■ Aufgabe 1 ■
Kannst du aus der Auflistung alles vom ersten Eintrag bis hinunter zur Zeile mit „footer-link[interactable]: Press bbox=[92, 2507, 244, 2523]“ unverändert wiedergeben, beide Enden eingeschlossen?

■ Auszug ■
=======
Einleitung
Aussiedler kommen seit den frühen fünfziger Jahren in die Bundesrepublik. Mittlerweile leben über vier Millionen in Deutschland. In den ersten Jahrzehnten war der Zuzug wenig problematisch.
Dies änderte sich mit dem Fall des "Eisernen Vorhangs" - nicht nur, weil die Zuwanderungszahlen rapide anstiegen (allein seit 1990 kamen über zwei Millionen Menschen nach Deutschland, vor allem Russlanddeutsche), sondern auch, weil die Bundesrepublik seit der Wiedervereinigung mit (staats-) wirtschaftlichen Engpässen konfrontiert ist und die Integrationsmaßnahmen für Spätaussiedler immer weiter gekürzt wurden.
Da gleichzeitig immer mehr Personen ohne deutsche Sprachkenntnisse in das vereinigte Deutschland kamen, verschlechterten sich die Integrationschancen der "Neubürger" erheblich.
Junge Aussiedler in der Straßenkultur
Unter Straßenkultur wird ein spezifisches soziales Regelwerk verstanden, das gerade im Arbeiter- und Unterschichtsmilieu entstanden ist und vermittelt wird. Es sieht im Kern vor, dass Streitigkeiten informell gelöst werden. Von polizeilichen Anzeigen wird nicht bloß abgesehen, sie stoßen vielmehr auf erhebliche Ablehnung. Hingegen sieht es die männliche Ehre vor, dass man(n) sich selbst und sein soziales Umfeld sowohl bei Beleidigungen als auch tätlichen Angriffen verteidigen kann. Weicht man(n) Konflikten aus, gilt das als feige und unmännlich, was für den Betreffenden Sanktionen bis hin zum Ausschluss aus dem Freundeskreis nach sich ziehen kann.
Die Reputation des Individuums ist somit von entscheidender Bedeutung. Da im Milieu der Straße dem Einzelnen meist nur wenige Möglichkeiten zur Verfügung stehen, soziale Anerkennung zu erlangen, haben Gewalt und Kriminalität oft rein funktionalen Charakter: Schlägereien dienen dazu, Prestige zu erlangen, aber auch um Langeweile zu vertreiben. Zudem können Diebstähle dazu beitragen, die eigene prekäre, finanzielle Lage zu verbessern.
In zwei aktuellen Forschungsarbeiten wurde die Straßenkultur der Spätaussiedler erstmals untersucht.
Die Provokateure instrumentalisieren das Regelwerk der Straßenkultur, indem sie die "Ehre" Dritter bewusst in Frage stellen und bereits auf vermeintliche Beleidigungen der eigenen Ehre - wie "schiefe" Blicke - reagieren. Solidarität wird eingefordert, ein geringes Interesse des Einzelnen an körperlicher Gewalt wäre ein Ausschlusskriterium, das heißt man hat sich an den Kämpfen der Clique zu beteiligen. Dieser Zusammenhalt steht nicht in Widerspruch zu gruppeninternen Rangordnungskämpfen, die der Etablierung und Aufrechterhaltung von Hierarchien dienen können. Für solche Auseinandersetzungen gibt es gruppeninterne Fairnessregeln, um einzuschreiten, wenn einer der Beteiligten zu weit zu gehen droht. Die Inanspruchnahme der Polizei bei Körperverletzungen wird von Provokateuren abgelehnt und als Zeichen von Schwäche empfunden.
=======
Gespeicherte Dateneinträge
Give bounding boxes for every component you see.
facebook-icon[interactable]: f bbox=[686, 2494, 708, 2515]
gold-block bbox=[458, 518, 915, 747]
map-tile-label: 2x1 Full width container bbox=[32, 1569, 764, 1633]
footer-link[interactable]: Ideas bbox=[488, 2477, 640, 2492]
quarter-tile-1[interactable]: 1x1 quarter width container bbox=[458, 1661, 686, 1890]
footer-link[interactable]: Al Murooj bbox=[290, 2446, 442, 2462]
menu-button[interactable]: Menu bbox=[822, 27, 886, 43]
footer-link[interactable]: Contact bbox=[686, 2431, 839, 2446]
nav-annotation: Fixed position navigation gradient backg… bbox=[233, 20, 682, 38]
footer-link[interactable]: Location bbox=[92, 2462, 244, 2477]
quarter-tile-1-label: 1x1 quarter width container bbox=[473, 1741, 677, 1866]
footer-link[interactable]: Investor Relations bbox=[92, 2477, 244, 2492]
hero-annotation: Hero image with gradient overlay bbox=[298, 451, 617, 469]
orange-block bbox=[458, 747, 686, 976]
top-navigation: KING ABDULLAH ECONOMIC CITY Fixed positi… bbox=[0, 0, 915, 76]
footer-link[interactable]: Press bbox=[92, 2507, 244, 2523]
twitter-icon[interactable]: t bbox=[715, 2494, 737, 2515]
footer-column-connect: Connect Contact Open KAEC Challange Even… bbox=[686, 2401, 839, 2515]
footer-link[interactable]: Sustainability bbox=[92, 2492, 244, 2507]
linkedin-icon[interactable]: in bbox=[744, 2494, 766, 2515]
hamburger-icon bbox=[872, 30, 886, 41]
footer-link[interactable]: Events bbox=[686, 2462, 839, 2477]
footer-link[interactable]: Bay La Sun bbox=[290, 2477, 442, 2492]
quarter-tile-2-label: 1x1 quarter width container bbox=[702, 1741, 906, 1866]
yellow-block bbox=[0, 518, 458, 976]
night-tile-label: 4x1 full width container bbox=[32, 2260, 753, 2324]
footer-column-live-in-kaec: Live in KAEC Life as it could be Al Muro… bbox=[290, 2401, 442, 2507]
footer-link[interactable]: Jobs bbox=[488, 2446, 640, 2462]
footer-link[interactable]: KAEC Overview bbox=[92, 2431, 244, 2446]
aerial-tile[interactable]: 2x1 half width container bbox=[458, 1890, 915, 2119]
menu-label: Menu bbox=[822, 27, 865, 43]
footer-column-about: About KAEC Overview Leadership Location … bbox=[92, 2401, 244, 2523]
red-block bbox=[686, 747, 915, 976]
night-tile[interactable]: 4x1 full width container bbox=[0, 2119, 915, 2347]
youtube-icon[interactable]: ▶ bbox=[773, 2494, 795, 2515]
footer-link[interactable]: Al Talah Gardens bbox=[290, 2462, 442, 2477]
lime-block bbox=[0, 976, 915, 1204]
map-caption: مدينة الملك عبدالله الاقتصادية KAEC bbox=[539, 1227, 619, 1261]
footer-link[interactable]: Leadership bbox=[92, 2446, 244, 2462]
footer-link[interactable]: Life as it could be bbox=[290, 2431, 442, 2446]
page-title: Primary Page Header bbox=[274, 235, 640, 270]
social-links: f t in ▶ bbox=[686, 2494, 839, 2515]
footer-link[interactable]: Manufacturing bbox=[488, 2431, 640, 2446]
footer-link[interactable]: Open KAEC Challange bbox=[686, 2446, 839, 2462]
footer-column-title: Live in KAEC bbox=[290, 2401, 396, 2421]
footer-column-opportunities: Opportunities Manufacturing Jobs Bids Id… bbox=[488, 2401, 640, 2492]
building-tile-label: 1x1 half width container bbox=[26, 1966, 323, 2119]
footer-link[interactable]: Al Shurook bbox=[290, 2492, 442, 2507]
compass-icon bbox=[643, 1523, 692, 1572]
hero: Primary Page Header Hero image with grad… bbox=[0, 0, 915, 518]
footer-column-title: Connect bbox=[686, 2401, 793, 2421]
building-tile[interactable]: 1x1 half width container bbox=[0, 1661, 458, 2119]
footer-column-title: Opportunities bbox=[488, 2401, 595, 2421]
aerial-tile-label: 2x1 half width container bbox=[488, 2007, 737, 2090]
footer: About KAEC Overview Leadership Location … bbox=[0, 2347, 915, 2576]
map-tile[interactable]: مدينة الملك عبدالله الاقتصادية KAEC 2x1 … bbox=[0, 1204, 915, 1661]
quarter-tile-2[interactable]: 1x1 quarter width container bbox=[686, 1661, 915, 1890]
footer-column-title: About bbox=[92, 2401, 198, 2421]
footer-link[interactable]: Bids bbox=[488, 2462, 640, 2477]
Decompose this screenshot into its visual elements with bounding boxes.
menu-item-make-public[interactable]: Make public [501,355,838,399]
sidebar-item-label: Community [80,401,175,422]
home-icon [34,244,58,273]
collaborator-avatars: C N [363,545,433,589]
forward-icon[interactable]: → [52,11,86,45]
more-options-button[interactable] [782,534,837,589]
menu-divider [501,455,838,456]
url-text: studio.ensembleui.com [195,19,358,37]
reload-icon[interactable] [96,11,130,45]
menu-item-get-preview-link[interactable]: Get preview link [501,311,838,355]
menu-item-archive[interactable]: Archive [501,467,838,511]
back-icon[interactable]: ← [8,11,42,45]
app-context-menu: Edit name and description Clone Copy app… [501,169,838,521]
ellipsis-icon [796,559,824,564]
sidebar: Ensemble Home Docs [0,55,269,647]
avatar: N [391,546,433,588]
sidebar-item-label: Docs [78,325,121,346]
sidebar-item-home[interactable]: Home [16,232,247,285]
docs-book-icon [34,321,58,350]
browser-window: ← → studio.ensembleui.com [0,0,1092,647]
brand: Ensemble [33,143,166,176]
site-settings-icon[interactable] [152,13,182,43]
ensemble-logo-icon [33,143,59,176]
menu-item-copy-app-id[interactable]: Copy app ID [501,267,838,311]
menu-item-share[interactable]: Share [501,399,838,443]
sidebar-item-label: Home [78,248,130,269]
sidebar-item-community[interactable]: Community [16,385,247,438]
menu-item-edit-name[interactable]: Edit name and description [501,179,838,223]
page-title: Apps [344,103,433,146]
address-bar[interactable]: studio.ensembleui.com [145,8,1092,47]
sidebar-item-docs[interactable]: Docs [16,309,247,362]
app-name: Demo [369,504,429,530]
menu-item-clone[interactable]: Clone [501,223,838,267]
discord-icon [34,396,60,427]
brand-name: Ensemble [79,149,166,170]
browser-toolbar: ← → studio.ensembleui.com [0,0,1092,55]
=======
■ Aufgabe 2 ■
Führst du den Auszug über junge Spätaussiedler in der Straßenkultur nach seinem letzten Satz weiter?

■ Endgültige Antwort 1 ■
Give bounding boxes for every component you see.
facebook-icon[interactable]: f bbox=[686, 2494, 708, 2515]
gold-block bbox=[458, 518, 915, 747]
map-tile-label: 2x1 Full width container bbox=[32, 1569, 764, 1633]
footer-link[interactable]: Ideas bbox=[488, 2477, 640, 2492]
quarter-tile-1[interactable]: 1x1 quarter width container bbox=[458, 1661, 686, 1890]
footer-link[interactable]: Al Murooj bbox=[290, 2446, 442, 2462]
menu-button[interactable]: Menu bbox=[822, 27, 886, 43]
footer-link[interactable]: Contact bbox=[686, 2431, 839, 2446]
nav-annotation: Fixed position navigation gradient backg… bbox=[233, 20, 682, 38]
footer-link[interactable]: Location bbox=[92, 2462, 244, 2477]
quarter-tile-1-label: 1x1 quarter width container bbox=[473, 1741, 677, 1866]
footer-link[interactable]: Investor Relations bbox=[92, 2477, 244, 2492]
hero-annotation: Hero image with gradient overlay bbox=[298, 451, 617, 469]
orange-block bbox=[458, 747, 686, 976]
top-navigation: KING ABDULLAH ECONOMIC CITY Fixed positi… bbox=[0, 0, 915, 76]
footer-link[interactable]: Press bbox=[92, 2507, 244, 2523]

■ Endgültige Antwort 2 ■
Die Verteidiger unterscheiden sich von Erstgenannten in einigen wesentlichen Punkten. Sie lehnen hierarchische Strukturen generell ab. Streitigkeiten werden nicht gezielt hervorgerufen, ihnen wird aber auch nicht ausgewichen und auf Provokationen wird reagiert. Körperliche Gewalt wird also nicht nur zur Selbstverteidigung eingesetzt. Dennoch kann es akzeptiert werden, sich aus einer Schlägerei herauszuhalten. Der Einzelne darf damit aber weder die Freunde gefährden noch in den Ruf geraten, aus Feigheit Konflikten auszuweichen.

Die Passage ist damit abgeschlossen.